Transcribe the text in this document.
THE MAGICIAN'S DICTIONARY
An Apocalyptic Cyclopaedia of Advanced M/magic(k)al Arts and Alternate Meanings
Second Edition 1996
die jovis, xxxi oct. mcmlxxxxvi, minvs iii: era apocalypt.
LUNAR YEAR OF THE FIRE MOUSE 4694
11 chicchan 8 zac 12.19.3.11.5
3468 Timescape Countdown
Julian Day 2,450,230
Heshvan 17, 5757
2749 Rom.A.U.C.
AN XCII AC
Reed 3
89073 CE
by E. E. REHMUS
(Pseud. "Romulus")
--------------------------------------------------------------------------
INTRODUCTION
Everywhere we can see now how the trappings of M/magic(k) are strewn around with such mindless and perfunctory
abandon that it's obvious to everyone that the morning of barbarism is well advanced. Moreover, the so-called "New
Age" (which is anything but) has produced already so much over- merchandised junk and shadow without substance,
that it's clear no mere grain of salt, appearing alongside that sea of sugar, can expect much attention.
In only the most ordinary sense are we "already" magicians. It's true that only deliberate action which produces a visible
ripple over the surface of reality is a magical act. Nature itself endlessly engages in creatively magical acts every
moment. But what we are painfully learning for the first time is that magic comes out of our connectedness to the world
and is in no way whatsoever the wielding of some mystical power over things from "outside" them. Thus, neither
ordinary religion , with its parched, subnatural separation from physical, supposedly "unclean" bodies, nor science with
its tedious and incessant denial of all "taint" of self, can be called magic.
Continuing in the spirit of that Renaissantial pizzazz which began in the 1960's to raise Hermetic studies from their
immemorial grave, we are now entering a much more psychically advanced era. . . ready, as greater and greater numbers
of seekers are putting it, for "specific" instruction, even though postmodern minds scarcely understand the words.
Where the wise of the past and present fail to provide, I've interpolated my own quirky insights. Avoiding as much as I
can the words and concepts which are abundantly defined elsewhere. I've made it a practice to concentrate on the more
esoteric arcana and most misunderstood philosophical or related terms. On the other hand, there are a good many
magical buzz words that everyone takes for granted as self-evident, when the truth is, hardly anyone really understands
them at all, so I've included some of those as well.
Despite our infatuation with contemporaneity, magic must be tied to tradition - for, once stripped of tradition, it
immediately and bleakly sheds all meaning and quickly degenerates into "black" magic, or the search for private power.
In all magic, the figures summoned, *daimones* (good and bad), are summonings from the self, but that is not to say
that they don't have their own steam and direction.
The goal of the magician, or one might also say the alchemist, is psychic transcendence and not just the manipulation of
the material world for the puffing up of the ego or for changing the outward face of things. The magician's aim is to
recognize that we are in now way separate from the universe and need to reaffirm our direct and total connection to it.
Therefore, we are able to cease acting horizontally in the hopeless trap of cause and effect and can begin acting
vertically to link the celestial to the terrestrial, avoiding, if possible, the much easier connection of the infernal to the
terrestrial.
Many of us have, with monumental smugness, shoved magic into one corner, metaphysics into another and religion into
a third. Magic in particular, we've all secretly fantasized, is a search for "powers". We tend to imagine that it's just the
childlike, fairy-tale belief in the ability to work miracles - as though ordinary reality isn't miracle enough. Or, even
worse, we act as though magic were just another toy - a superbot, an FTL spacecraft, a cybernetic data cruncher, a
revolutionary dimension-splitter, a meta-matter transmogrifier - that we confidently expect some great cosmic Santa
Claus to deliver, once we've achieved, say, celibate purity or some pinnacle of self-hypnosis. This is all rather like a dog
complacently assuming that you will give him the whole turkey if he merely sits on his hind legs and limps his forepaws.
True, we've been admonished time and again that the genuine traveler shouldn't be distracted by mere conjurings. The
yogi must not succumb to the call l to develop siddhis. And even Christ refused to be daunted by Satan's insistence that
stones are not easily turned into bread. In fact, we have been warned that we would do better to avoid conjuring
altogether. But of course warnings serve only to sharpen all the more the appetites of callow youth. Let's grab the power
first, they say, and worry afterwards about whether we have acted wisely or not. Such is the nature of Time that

• **What you should do**: Copy out the full material exactly as it appears.

• **Solution**:
Transcribe the text in this document.
THE MAGICIAN'S DICTIONARY
An Apocalyptic Cyclopaedia of Advanced M/magic(k)al Arts and Alternate Meanings
Second Edition 1996
die jovis, xxxi oct. mcmlxxxxvi, minvs iii: era apocalypt.
LUNAR YEAR OF THE FIRE MOUSE 4694
11 chicchan 8 zac 12.19.3.11.5
3468 Timescape Countdown
Julian Day 2,450,230
Heshvan 17, 5757
2749 Rom.A.U.C.
AN XCII AC
Reed 3
89073 CE
by E. E. REHMUS
(Pseud. "Romulus")
--------------------------------------------------------------------------
INTRODUCTION
Everywhere we can see now how the trappings of M/magic(k) are strewn around with such mindless and perfunctory
abandon that it's obvious to everyone that the morning of barbarism is well advanced. Moreover, the so-called "New
Age" (which is anything but) has produced already so much over- merchandised junk and shadow without substance,
that it's clear no mere grain of salt, appearing alongside that sea of sugar, can expect much attention.
In only the most ordinary sense are we "already" magicians. It's true that only deliberate action which produces a visible
ripple over the surface of reality is a magical act. Nature itself endlessly engages in creatively magical acts every
moment. But what we are painfully learning for the first time is that magic comes out of our connectedness to the world
and is in no way whatsoever the wielding of some mystical power over things from "outside" them. Thus, neither
ordinary religion , with its parched, subnatural separation from physical, supposedly "unclean" bodies, nor science with
its tedious and incessant denial of all "taint" of self, can be called magic.
Continuing in the spirit of that Renaissantial pizzazz which began in the 1960's to raise Hermetic studies from their
immemorial grave, we are now entering a much more psychically advanced era. . . ready, as greater and greater numbers
of seekers are putting it, for "specific" instruction, even though postmodern minds scarcely understand the words.
Where the wise of the past and present fail to provide, I've interpolated my own quirky insights. Avoiding as much as I
can the words and concepts which are abundantly defined elsewhere. I've made it a practice to concentrate on the more
esoteric arcana and most misunderstood philosophical or related terms. On the other hand, there are a good many
magical buzz words that everyone takes for granted as self-evident, when the truth is, hardly anyone really understands
them at all, so I've included some of those as well.
Despite our infatuation with contemporaneity, magic must be tied to tradition - for, once stripped of tradition, it
immediately and bleakly sheds all meaning and quickly degenerates into "black" magic, or the search for private power.
In all magic, the figures summoned, *daimones* (good and bad), are summonings from the self, but that is not to say
that they don't have their own steam and direction.
The goal of the magician, or one might also say the alchemist, is psychic transcendence and not just the manipulation of
the material world for the puffing up of the ego or for changing the outward face of things. The magician's aim is to
recognize that we are in now way separate from the universe and need to reaffirm our direct and total connection to it.
Therefore, we are able to cease acting horizontally in the hopeless trap of cause and effect and can begin acting
vertically to link the celestial to the terrestrial, avoiding, if possible, the much easier connection of the infernal to the
terrestrial.
Many of us have, with monumental smugness, shoved magic into one corner, metaphysics into another and religion into
a third. Magic in particular, we've all secretly fantasized, is a search for "powers". We tend to imagine that it's just the
childlike, fairy-tale belief in the ability to work miracles - as though ordinary reality isn't miracle enough. Or, even
worse, we act as though magic were just another toy - a superbot, an FTL spacecraft, a cybernetic data cruncher, a
revolutionary dimension-splitter, a meta-matter transmogrifier - that we confidently expect some great cosmic Santa
Claus to deliver, once we've achieved, say, celibate purity or some pinnacle of self-hypnosis. This is all rather like a dog
complacently assuming that you will give him the whole turkey if he merely sits on his hind legs and limps his forepaws.
True, we've been admonished time and again that the genuine traveler shouldn't be distracted by mere conjurings. The
yogi must not succumb to the call l to develop siddhis. And even Christ refused to be daunted by Satan's insistence that
stones are not easily turned into bread. In fact, we have been warned that we would do better to avoid conjuring
altogether. But of course warnings serve only to sharpen all the more the appetites of callow youth. Let's grab the power
first, they say, and worry afterwards about whether we have acted wisely or not. Such is the nature of Time that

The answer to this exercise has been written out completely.